Work to be completed: Print the entries below in their entirety, exactly as they are written.

Material shown:
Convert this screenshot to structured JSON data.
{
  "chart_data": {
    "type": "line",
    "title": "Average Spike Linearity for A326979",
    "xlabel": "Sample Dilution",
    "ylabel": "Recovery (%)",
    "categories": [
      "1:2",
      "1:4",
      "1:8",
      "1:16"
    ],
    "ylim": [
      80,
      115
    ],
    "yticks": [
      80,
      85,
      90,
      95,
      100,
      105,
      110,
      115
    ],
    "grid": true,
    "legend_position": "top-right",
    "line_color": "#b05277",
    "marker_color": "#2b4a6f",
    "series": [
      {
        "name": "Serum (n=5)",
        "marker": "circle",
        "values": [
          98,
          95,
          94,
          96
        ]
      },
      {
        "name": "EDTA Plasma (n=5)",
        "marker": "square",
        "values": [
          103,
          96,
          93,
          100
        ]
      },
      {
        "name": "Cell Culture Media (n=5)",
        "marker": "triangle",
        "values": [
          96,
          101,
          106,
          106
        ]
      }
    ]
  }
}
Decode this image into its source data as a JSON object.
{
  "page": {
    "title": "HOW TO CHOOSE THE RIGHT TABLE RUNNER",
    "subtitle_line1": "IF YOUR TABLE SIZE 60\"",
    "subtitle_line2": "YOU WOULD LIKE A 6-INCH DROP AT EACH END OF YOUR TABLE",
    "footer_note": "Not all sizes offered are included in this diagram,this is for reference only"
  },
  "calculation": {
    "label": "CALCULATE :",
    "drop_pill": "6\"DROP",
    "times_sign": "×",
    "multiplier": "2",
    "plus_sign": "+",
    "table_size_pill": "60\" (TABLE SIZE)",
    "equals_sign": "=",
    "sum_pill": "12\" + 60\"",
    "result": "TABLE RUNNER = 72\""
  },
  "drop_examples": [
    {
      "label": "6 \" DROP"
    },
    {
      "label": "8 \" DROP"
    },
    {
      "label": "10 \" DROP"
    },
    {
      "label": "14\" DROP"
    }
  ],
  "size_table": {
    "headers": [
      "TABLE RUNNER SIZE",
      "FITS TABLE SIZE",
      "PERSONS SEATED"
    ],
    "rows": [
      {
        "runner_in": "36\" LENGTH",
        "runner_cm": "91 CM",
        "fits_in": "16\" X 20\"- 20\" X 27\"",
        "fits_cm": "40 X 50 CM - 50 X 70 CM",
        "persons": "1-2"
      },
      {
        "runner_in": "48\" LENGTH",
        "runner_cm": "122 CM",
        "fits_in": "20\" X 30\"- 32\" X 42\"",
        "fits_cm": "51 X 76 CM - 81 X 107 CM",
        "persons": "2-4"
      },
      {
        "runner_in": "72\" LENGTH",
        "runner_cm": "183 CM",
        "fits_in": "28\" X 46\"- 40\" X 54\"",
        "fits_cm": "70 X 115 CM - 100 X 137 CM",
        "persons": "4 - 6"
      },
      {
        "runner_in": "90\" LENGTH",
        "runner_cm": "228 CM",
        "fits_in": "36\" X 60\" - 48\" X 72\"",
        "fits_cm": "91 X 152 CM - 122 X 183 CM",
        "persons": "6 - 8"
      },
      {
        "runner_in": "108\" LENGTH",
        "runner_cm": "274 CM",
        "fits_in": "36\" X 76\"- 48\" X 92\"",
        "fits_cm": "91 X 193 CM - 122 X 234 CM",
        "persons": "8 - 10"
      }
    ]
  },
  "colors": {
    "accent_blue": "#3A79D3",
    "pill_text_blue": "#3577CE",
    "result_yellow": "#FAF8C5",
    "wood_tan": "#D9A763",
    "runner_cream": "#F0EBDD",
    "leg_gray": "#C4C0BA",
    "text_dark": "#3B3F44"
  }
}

Written response:
Convert this screenshot to structured JSON data.
{
  "chart_data": {
    "type": "line",
    "title": "Average Spike Linearity for A326979",
    "xlabel": "Sample Dilution",
    "ylabel": "Recovery (%)",
    "categories": [
      "1:2",
      "1:4",
      "1:8",
      "1:16"
    ],
    "ylim": [
      80,
      115
    ],
    "yticks": [
      80,
      85,
      90,
      95,
      100,
      105,
      110,
      115
    ],
    "grid": true,
    "legend_position": "top-right",
    "line_color": "#b05277",
    "marker_color": "#2b4a6f",
    "series": [
      {
        "name": "Serum (n=5)",
        "marker": "circle",
        "values": [
          98,
          95,
          94,
          96
        ]
      },
      {
        "name": "EDTA Plasma (n=5)",
        "marker": "square",
        "values": [
          103,
          96,
          93,
          100
        ]
      },
      {
        "name": "Cell Culture Media (n=5)",
        "marker": "triangle",
        "values": [
          96,
          101,
          106,
          106
        ]
      }
    ]
  }
}
Decode this image into its source data as a JSON object.
{
  "page": {
    "title": "HOW TO CHOOSE THE RIGHT TABLE RUNNER",
    "subtitle_line1": "IF YOUR TABLE SIZE 60\"",
    "subtitle_line2": "YOU WOULD LIKE A 6-INCH DROP AT EACH END OF YOUR TABLE",
    "footer_note": "Not all sizes offered are included in this diagram,this is for reference only"
  },
  "calculation": {
    "label": "CALCULATE :",
    "drop_pill": "6\"DROP",
    "times_sign": "×",
    "multiplier": "2",
    "plus_sign": "+",
    "table_size_pill": "60\" (TABLE SIZE)",
    "equals_sign": "=",
    "sum_pill": "12\" + 60\"",
    "result": "TABLE RUNNER = 72\""
  },
  "drop_examples": [
    {
      "label": "6 \" DROP"
    },
    {
      "label": "8 \" DROP"
    },
    {
      "label": "10 \" DROP"
    },
    {
      "label": "14\" DROP"
    }
  ],
  "size_table": {
    "headers": [
      "TABLE RUNNER SIZE",
      "FITS TABLE SIZE",
      "PERSONS SEATED"
    ],
    "rows": [
      {
        "runner_in": "36\" LENGTH",
        "runner_cm": "91 CM",
        "fits_in": "16\" X 20\"- 20\" X 27\"",
        "fits_cm": "40 X 50 CM - 50 X 70 CM",
        "persons": "1-2"
      },
      {
        "runner_in": "48\" LENGTH",
        "runner_cm": "122 CM",
        "fits_in": "20\" X 30\"- 32\" X 42\"",
        "fits_cm": "51 X 76 CM - 81 X 107 CM",
        "persons": "2-4"
      },
      {
        "runner_in": "72\" LENGTH",
        "runner_cm": "183 CM",
        "fits_in": "28\" X 46\"- 40\" X 54\"",
        "fits_cm": "70 X 115 CM - 100 X 137 CM",
        "persons": "4 - 6"
      },
      {
        "runner_in": "90\" LENGTH",
        "runner_cm": "228 CM",
        "fits_in": "36\" X 60\" - 48\" X 72\"",
        "fits_cm": "91 X 152 CM - 122 X 183 CM",
        "persons": "6 - 8"
      },
      {
        "runner_in": "108\" LENGTH",
        "runner_cm": "274 CM",
        "fits_in": "36\" X 76\"- 48\" X 92\"",
        "fits_cm": "91 X 193 CM - 122 X 234 CM",
        "persons": "8 - 10"
      }
    ]
  },
  "colors": {
    "accent_blue": "#3A79D3",
    "pill_text_blue": "#3577CE",
    "result_yellow": "#FAF8C5",
    "wood_tan": "#D9A763",
    "runner_cream": "#F0EBDD",
    "leg_gray": "#C4C0BA",
    "text_dark": "#3B3F44"
  }
}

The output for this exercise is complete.